→ WRITTEN TASK
From the entries below, count the lines with "наркотические". Write only the count.

→ Entries taken from a collection

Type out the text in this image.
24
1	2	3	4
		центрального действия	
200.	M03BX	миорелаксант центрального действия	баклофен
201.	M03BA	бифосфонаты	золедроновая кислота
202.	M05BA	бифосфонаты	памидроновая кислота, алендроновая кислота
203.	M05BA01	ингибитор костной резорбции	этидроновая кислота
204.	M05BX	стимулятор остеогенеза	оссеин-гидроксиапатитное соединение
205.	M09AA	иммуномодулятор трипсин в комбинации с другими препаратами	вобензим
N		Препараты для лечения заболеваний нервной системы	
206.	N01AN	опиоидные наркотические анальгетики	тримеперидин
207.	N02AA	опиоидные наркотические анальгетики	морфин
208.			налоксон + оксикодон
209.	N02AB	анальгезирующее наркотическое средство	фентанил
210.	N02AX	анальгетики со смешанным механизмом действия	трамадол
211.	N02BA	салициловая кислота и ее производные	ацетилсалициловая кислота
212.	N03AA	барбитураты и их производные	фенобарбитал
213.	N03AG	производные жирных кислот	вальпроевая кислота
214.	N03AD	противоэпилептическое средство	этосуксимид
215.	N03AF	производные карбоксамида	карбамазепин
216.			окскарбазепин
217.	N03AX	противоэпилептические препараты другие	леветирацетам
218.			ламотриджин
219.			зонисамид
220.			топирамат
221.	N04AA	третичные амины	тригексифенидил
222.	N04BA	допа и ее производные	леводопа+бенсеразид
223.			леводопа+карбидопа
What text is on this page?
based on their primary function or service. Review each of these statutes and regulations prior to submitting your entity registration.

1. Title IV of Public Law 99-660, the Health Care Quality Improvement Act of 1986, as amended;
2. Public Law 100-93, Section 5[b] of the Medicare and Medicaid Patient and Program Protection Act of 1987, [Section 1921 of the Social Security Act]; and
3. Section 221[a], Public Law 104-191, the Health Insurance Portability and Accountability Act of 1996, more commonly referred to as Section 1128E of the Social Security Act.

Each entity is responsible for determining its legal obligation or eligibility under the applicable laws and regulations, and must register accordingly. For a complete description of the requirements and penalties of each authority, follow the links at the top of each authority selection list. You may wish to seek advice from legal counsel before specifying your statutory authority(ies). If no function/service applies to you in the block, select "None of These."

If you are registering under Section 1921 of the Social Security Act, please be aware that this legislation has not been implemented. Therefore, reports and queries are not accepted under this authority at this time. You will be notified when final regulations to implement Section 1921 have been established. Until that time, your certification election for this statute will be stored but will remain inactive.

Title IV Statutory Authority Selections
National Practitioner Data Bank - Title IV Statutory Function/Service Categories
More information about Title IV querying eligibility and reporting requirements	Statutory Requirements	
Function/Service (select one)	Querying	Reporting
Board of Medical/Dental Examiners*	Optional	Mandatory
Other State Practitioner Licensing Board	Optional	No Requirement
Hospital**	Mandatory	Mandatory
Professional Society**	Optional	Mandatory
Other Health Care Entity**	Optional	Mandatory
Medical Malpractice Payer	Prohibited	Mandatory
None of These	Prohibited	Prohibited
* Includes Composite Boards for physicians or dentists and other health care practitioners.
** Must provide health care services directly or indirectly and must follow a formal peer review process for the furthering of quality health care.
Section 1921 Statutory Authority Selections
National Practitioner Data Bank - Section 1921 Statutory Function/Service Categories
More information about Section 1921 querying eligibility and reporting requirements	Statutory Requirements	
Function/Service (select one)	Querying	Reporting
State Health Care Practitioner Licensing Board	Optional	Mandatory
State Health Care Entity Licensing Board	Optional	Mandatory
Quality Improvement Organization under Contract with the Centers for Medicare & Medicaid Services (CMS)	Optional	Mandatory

→ TASK ANSWER
2